* Start Data to use *
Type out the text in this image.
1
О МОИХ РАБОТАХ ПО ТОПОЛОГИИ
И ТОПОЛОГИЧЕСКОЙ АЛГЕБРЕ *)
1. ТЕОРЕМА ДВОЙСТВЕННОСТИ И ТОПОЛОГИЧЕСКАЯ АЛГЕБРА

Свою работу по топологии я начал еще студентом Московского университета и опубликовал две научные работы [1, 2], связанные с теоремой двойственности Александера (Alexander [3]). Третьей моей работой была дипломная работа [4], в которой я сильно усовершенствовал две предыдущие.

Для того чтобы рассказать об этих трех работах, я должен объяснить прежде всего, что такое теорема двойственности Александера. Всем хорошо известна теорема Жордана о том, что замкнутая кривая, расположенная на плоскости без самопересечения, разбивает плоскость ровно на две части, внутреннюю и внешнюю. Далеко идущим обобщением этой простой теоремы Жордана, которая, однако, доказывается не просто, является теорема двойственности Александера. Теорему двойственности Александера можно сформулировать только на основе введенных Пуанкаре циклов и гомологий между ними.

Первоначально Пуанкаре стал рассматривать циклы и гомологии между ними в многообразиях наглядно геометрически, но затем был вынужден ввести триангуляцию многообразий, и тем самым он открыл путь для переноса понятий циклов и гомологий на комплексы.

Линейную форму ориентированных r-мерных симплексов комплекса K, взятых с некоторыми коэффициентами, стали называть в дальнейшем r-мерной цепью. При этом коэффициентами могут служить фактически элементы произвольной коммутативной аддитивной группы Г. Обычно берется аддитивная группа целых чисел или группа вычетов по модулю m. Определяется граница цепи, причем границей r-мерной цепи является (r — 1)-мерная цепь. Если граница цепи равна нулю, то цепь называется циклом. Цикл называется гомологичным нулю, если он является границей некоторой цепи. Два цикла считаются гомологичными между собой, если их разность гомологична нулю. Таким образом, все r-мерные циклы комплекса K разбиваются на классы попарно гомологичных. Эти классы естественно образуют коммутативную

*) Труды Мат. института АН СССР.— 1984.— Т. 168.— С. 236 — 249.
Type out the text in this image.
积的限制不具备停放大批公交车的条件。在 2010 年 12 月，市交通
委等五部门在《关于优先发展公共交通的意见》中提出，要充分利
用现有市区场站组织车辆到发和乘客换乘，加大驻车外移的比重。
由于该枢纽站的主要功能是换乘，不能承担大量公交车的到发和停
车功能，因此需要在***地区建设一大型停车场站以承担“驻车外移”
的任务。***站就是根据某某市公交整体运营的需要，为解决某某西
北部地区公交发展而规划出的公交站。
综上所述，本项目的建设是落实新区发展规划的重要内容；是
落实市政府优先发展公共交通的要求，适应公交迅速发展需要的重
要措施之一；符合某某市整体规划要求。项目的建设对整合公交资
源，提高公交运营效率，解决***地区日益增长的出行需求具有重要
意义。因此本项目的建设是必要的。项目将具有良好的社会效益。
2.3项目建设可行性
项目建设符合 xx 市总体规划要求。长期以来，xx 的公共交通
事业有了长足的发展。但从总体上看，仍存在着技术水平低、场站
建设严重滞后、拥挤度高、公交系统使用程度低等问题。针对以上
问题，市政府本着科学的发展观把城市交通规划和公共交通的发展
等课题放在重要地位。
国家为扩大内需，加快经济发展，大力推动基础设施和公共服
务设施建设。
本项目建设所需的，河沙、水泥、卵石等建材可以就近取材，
* End Data to use *
> **Instructions to follow**
Without leaving anything out, give the entries again exactly.

> **Answer**
Type out the text in this image.
1
О МОИХ РАБОТАХ ПО ТОПОЛОГИИ
И ТОПОЛОГИЧЕСКОЙ АЛГЕБРЕ *)
1. ТЕОРЕМА ДВОЙСТВЕННОСТИ И ТОПОЛОГИЧЕСКАЯ АЛГЕБРА

Свою работу по топологии я начал еще студентом Московского университета и опубликовал две научные работы [1, 2], связанные с теоремой двойственности Александера (Alexander [3]). Третьей моей работой была дипломная работа [4], в которой я сильно усовершенствовал две предыдущие.

Для того чтобы рассказать об этих трех работах, я должен объяснить прежде всего, что такое теорема двойственности Александера. Всем хорошо известна теорема Жордана о том, что замкнутая кривая, расположенная на плоскости без самопересечения, разбивает плоскость ровно на две части, внутреннюю и внешнюю. Далеко идущим обобщением этой простой теоремы Жордана, которая, однако, доказывается не просто, является теорема двойственности Александера. Теорему двойственности Александера можно сформулировать только на основе введенных Пуанкаре циклов и гомологий между ними.

Первоначально Пуанкаре стал рассматривать циклы и гомологии между ними в многообразиях наглядно геометрически, но затем был вынужден ввести триангуляцию многообразий, и тем самым он открыл путь для переноса понятий циклов и гомологий на комплексы.

Линейную форму ориентированных r-мерных симплексов комплекса K, взятых с некоторыми коэффициентами, стали называть в дальнейшем r-мерной цепью. При этом коэффициентами могут служить фактически элементы произвольной коммутативной аддитивной группы Г. Обычно берется аддитивная группа целых чисел или группа вычетов по модулю m. Определяется граница цепи, причем границей r-мерной цепи является (r — 1)-мерная цепь. Если граница цепи равна нулю, то цепь называется циклом. Цикл называется гомологичным нулю, если он является границей некоторой цепи. Два цикла считаются гомологичными между собой, если их разность гомологична нулю. Таким образом, все r-мерные циклы комплекса K разбиваются на классы попарно гомологичных. Эти классы естественно образуют коммутативную

*) Труды Мат. института АН СССР.— 1984.— Т. 168.— С. 236 — 249.
Type out the text in this image.
积的限制不具备停放大批公交车的条件。在 2010 年 12 月，市交通
委等五部门在《关于优先发展公共交通的意见》中提出，要充分利
用现有市区场站组织车辆到发和乘客换乘，加大驻车外移的比重。
由于该枢纽站的主要功能是换乘，不能承担大量公交车的到发和停
车功能，因此需要在***地区建设一大型停车场站以承担“驻车外移”
的任务。***站就是根据某某市公交整体运营的需要，为解决某某西
北部地区公交发展而规划出的公交站。
综上所述，本项目的建设是落实新区发展规划的重要内容；是
落实市政府优先发展公共交通的要求，适应公交迅速发展需要的重
要措施之一；符合某某市整体规划要求。项目的建设对整合公交资
源，提高公交运营效率，解决***地区日益增长的出行需求具有重要
意义。因此本项目的建设是必要的。项目将具有良好的社会效益。
2.3项目建设可行性
项目建设符合 xx 市总体规划要求。长期以来，xx 的公共交通
事业有了长足的发展。但从总体上看，仍存在着技术水平低、场站
建设严重滞后、拥挤度高、公交系统使用程度低等问题。针对以上
问题，市政府本着科学的发展观把城市交通规划和公共交通的发展
等课题放在重要地位。
国家为扩大内需，加快经济发展，大力推动基础设施和公共服
务设施建设。
本项目建设所需的，河沙、水泥、卵石等建材可以就近取材，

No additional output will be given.